• DATA PROVIDED:
⁂
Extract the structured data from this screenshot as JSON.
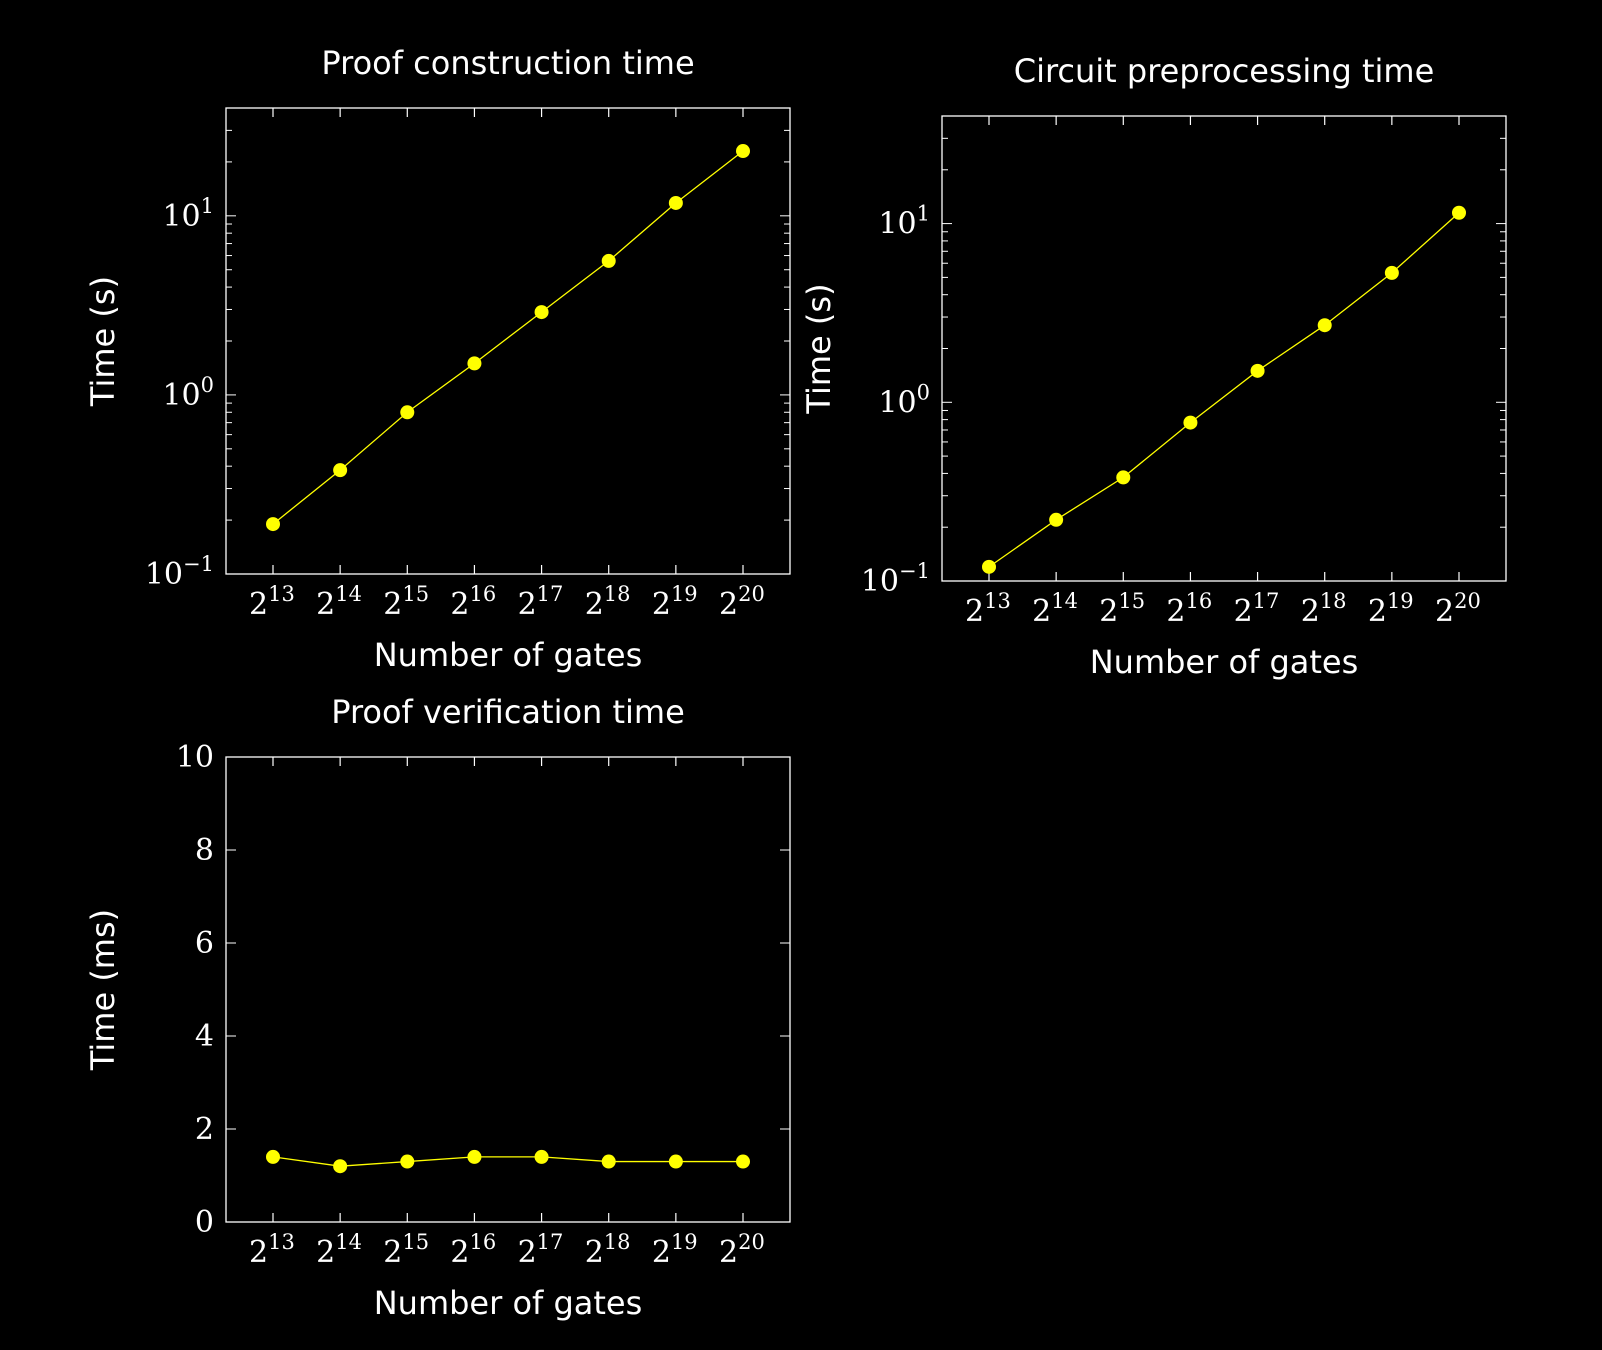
{
  "colors": {
    "background": "#000000",
    "axes": "#ffffff",
    "series": "#ffff00"
  },
  "chart_data": [
    {
      "type": "line",
      "title": "Proof construction time",
      "xlabel": "Number of gates",
      "ylabel": "Time (s)",
      "yscale": "log",
      "ylim": [
        0.1,
        40
      ],
      "ytick_base": "10",
      "yticks": [
        {
          "value": 0.1,
          "exp": "−1"
        },
        {
          "value": 1,
          "exp": "0"
        },
        {
          "value": 10,
          "exp": "1"
        }
      ],
      "categories": [
        "13",
        "14",
        "15",
        "16",
        "17",
        "18",
        "19",
        "20"
      ],
      "xtick_base": "2",
      "series": [
        {
          "name": "Proof construction",
          "values": [
            0.19,
            0.38,
            0.8,
            1.5,
            2.9,
            5.6,
            11.8,
            23
          ]
        }
      ]
    },
    {
      "type": "line",
      "title": "Circuit preprocessing time",
      "xlabel": "Number of gates",
      "ylabel": "Time (s)",
      "yscale": "log",
      "ylim": [
        0.1,
        40
      ],
      "ytick_base": "10",
      "yticks": [
        {
          "value": 0.1,
          "exp": "−1"
        },
        {
          "value": 1,
          "exp": "0"
        },
        {
          "value": 10,
          "exp": "1"
        }
      ],
      "categories": [
        "13",
        "14",
        "15",
        "16",
        "17",
        "18",
        "19",
        "20"
      ],
      "xtick_base": "2",
      "series": [
        {
          "name": "Circuit preprocessing",
          "values": [
            0.12,
            0.22,
            0.38,
            0.77,
            1.5,
            2.7,
            5.3,
            11.5
          ]
        }
      ]
    },
    {
      "type": "line",
      "title": "Proof verification time",
      "xlabel": "Number of gates",
      "ylabel": "Time (ms)",
      "yscale": "linear",
      "ylim": [
        0,
        10
      ],
      "yticks": [
        {
          "value": 0,
          "label": "0"
        },
        {
          "value": 2,
          "label": "2"
        },
        {
          "value": 4,
          "label": "4"
        },
        {
          "value": 6,
          "label": "6"
        },
        {
          "value": 8,
          "label": "8"
        },
        {
          "value": 10,
          "label": "10"
        }
      ],
      "categories": [
        "13",
        "14",
        "15",
        "16",
        "17",
        "18",
        "19",
        "20"
      ],
      "xtick_base": "2",
      "series": [
        {
          "name": "Proof verification",
          "values": [
            1.4,
            1.2,
            1.3,
            1.4,
            1.4,
            1.3,
            1.3,
            1.3
          ]
        }
      ]
    }
  ]
}
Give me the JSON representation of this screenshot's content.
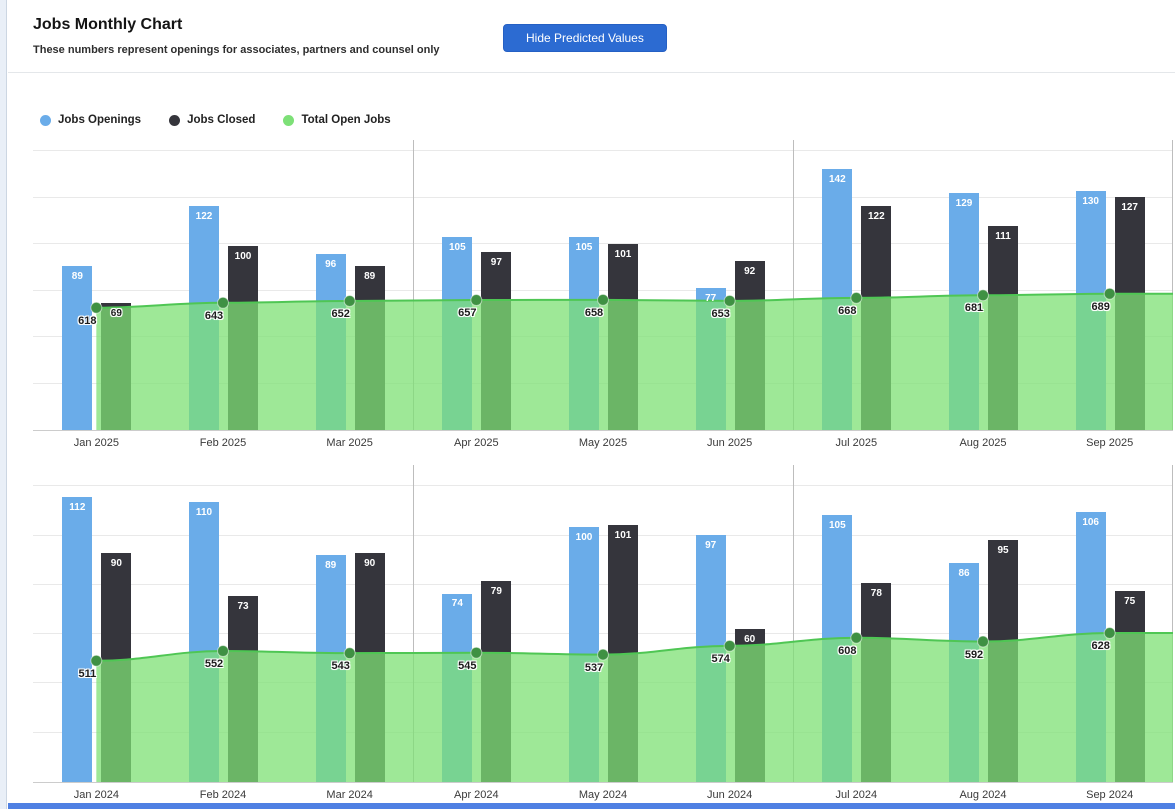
{
  "header": {
    "title": "Jobs Monthly Chart",
    "subtitle": "These numbers represent openings for associates, partners and counsel only",
    "button_label": "Hide Predicted Values"
  },
  "legend": [
    {
      "label": "Jobs Openings",
      "color": "#6aace9"
    },
    {
      "label": "Jobs Closed",
      "color": "#35353c"
    },
    {
      "label": "Total Open Jobs",
      "color": "#7de077"
    }
  ],
  "colors": {
    "openings_bar": "#6aace9",
    "closed_bar": "#35353c",
    "area_fill": "rgba(126,224,116,0.75)",
    "area_line": "#4fc654",
    "area_point": "#3f9143",
    "button": "#2c6bd2",
    "bottom_strip": "#4f80e3"
  },
  "chart_data": [
    {
      "id": "chart-2025",
      "type": "bar+area",
      "grid": true,
      "y_axis_labels": false,
      "categories": [
        "Jan 2025",
        "Feb 2025",
        "Mar 2025",
        "Apr 2025",
        "May 2025",
        "Jun 2025",
        "Jul 2025",
        "Aug 2025",
        "Sep 2025"
      ],
      "series": [
        {
          "name": "Jobs Openings",
          "type": "bar",
          "color": "#6aace9",
          "values": [
            89,
            122,
            96,
            105,
            105,
            77,
            142,
            129,
            130
          ]
        },
        {
          "name": "Jobs Closed",
          "type": "bar",
          "color": "#35353c",
          "values": [
            69,
            100,
            89,
            97,
            101,
            92,
            122,
            111,
            127
          ]
        },
        {
          "name": "Total Open Jobs",
          "type": "area",
          "color": "#7de077",
          "values": [
            618,
            643,
            652,
            657,
            658,
            653,
            668,
            681,
            689
          ]
        }
      ]
    },
    {
      "id": "chart-2024",
      "type": "bar+area",
      "grid": true,
      "y_axis_labels": false,
      "categories": [
        "Jan 2024",
        "Feb 2024",
        "Mar 2024",
        "Apr 2024",
        "May 2024",
        "Jun 2024",
        "Jul 2024",
        "Aug 2024",
        "Sep 2024"
      ],
      "series": [
        {
          "name": "Jobs Openings",
          "type": "bar",
          "color": "#6aace9",
          "values": [
            112,
            110,
            89,
            74,
            100,
            97,
            105,
            86,
            106
          ]
        },
        {
          "name": "Jobs Closed",
          "type": "bar",
          "color": "#35353c",
          "values": [
            90,
            73,
            90,
            79,
            101,
            60,
            78,
            95,
            75
          ]
        },
        {
          "name": "Total Open Jobs",
          "type": "area",
          "color": "#7de077",
          "values": [
            511,
            552,
            543,
            545,
            537,
            574,
            608,
            592,
            628
          ]
        }
      ]
    }
  ]
}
⁂
• AIM:
Each record above should come back exactly the same, only without its pictures.

• TASK RESULT:
Extract the structured data from this screenshot as JSON.
{
  "colors": {
    "background": "#000000",
    "axes": "#ffffff",
    "series": "#ffff00"
  },
  "chart_data": [
    {
      "type": "line",
      "title": "Proof construction time",
      "xlabel": "Number of gates",
      "ylabel": "Time (s)",
      "yscale": "log",
      "ylim": [
        0.1,
        40
      ],
      "ytick_base": "10",
      "yticks": [
        {
          "value": 0.1,
          "exp": "−1"
        },
        {
          "value": 1,
          "exp": "0"
        },
        {
          "value": 10,
          "exp": "1"
        }
      ],
      "categories": [
        "13",
        "14",
        "15",
        "16",
        "17",
        "18",
        "19",
        "20"
      ],
      "xtick_base": "2",
      "series": [
        {
          "name": "Proof construction",
          "values": [
            0.19,
            0.38,
            0.8,
            1.5,
            2.9,
            5.6,
            11.8,
            23
          ]
        }
      ]
    },
    {
      "type": "line",
      "title": "Circuit preprocessing time",
      "xlabel": "Number of gates",
      "ylabel": "Time (s)",
      "yscale": "log",
      "ylim": [
        0.1,
        40
      ],
      "ytick_base": "10",
      "yticks": [
        {
          "value": 0.1,
          "exp": "−1"
        },
        {
          "value": 1,
          "exp": "0"
        },
        {
          "value": 10,
          "exp": "1"
        }
      ],
      "categories": [
        "13",
        "14",
        "15",
        "16",
        "17",
        "18",
        "19",
        "20"
      ],
      "xtick_base": "2",
      "series": [
        {
          "name": "Circuit preprocessing",
          "values": [
            0.12,
            0.22,
            0.38,
            0.77,
            1.5,
            2.7,
            5.3,
            11.5
          ]
        }
      ]
    },
    {
      "type": "line",
      "title": "Proof verification time",
      "xlabel": "Number of gates",
      "ylabel": "Time (ms)",
      "yscale": "linear",
      "ylim": [
        0,
        10
      ],
      "yticks": [
        {
          "value": 0,
          "label": "0"
        },
        {
          "value": 2,
          "label": "2"
        },
        {
          "value": 4,
          "label": "4"
        },
        {
          "value": 6,
          "label": "6"
        },
        {
          "value": 8,
          "label": "8"
        },
        {
          "value": 10,
          "label": "10"
        }
      ],
      "categories": [
        "13",
        "14",
        "15",
        "16",
        "17",
        "18",
        "19",
        "20"
      ],
      "xtick_base": "2",
      "series": [
        {
          "name": "Proof verification",
          "values": [
            1.4,
            1.2,
            1.3,
            1.4,
            1.4,
            1.3,
            1.3,
            1.3
          ]
        }
      ]
    }
  ]
}
Give me the JSON representation of this screenshot's content.
{
  "header": {
    "title": "Jobs Monthly Chart",
    "subtitle": "These numbers represent openings for associates, partners and counsel only",
    "button_label": "Hide Predicted Values"
  },
  "legend": [
    {
      "label": "Jobs Openings",
      "color": "#6aace9"
    },
    {
      "label": "Jobs Closed",
      "color": "#35353c"
    },
    {
      "label": "Total Open Jobs",
      "color": "#7de077"
    }
  ],
  "colors": {
    "openings_bar": "#6aace9",
    "closed_bar": "#35353c",
    "area_fill": "rgba(126,224,116,0.75)",
    "area_line": "#4fc654",
    "area_point": "#3f9143",
    "button": "#2c6bd2",
    "bottom_strip": "#4f80e3"
  },
  "chart_data": [
    {
      "id": "chart-2025",
      "type": "bar+area",
      "grid": true,
      "y_axis_labels": false,
      "categories": [
        "Jan 2025",
        "Feb 2025",
        "Mar 2025",
        "Apr 2025",
        "May 2025",
        "Jun 2025",
        "Jul 2025",
        "Aug 2025",
        "Sep 2025"
      ],
      "series": [
        {
          "name": "Jobs Openings",
          "type": "bar",
          "color": "#6aace9",
          "values": [
            89,
            122,
            96,
            105,
            105,
            77,
            142,
            129,
            130
          ]
        },
        {
          "name": "Jobs Closed",
          "type": "bar",
          "color": "#35353c",
          "values": [
            69,
            100,
            89,
            97,
            101,
            92,
            122,
            111,
            127
          ]
        },
        {
          "name": "Total Open Jobs",
          "type": "area",
          "color": "#7de077",
          "values": [
            618,
            643,
            652,
            657,
            658,
            653,
            668,
            681,
            689
          ]
        }
      ]
    },
    {
      "id": "chart-2024",
      "type": "bar+area",
      "grid": true,
      "y_axis_labels": false,
      "categories": [
        "Jan 2024",
        "Feb 2024",
        "Mar 2024",
        "Apr 2024",
        "May 2024",
        "Jun 2024",
        "Jul 2024",
        "Aug 2024",
        "Sep 2024"
      ],
      "series": [
        {
          "name": "Jobs Openings",
          "type": "bar",
          "color": "#6aace9",
          "values": [
            112,
            110,
            89,
            74,
            100,
            97,
            105,
            86,
            106
          ]
        },
        {
          "name": "Jobs Closed",
          "type": "bar",
          "color": "#35353c",
          "values": [
            90,
            73,
            90,
            79,
            101,
            60,
            78,
            95,
            75
          ]
        },
        {
          "name": "Total Open Jobs",
          "type": "area",
          "color": "#7de077",
          "values": [
            511,
            552,
            543,
            545,
            537,
            574,
            608,
            592,
            628
          ]
        }
      ]
    }
  ]
}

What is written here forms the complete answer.